#### AIM
Please give the listing again in its entirety, exactly as written.

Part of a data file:
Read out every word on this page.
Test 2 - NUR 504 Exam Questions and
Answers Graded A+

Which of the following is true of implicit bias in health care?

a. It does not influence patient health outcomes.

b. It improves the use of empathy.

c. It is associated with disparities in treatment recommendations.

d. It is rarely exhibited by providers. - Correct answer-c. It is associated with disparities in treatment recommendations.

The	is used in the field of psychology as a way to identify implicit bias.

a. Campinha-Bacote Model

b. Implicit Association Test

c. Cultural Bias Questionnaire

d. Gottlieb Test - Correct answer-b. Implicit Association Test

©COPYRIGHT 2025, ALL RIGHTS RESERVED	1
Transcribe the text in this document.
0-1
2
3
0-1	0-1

#### TASK OUTPUT
Read out every word on this page.
Test 2 - NUR 504 Exam Questions and
Answers Graded A+

Which of the following is true of implicit bias in health care?

a. It does not influence patient health outcomes.

b. It improves the use of empathy.

c. It is associated with disparities in treatment recommendations.

d. It is rarely exhibited by providers. - Correct answer-c. It is associated with disparities in treatment recommendations.

The	is used in the field of psychology as a way to identify implicit bias.

a. Campinha-Bacote Model

b. Implicit Association Test

c. Cultural Bias Questionnaire

d. Gottlieb Test - Correct answer-b. Implicit Association Test

©COPYRIGHT 2025, ALL RIGHTS RESERVED	1
Transcribe the text in this document.
0-1
2
3
0-1	0-1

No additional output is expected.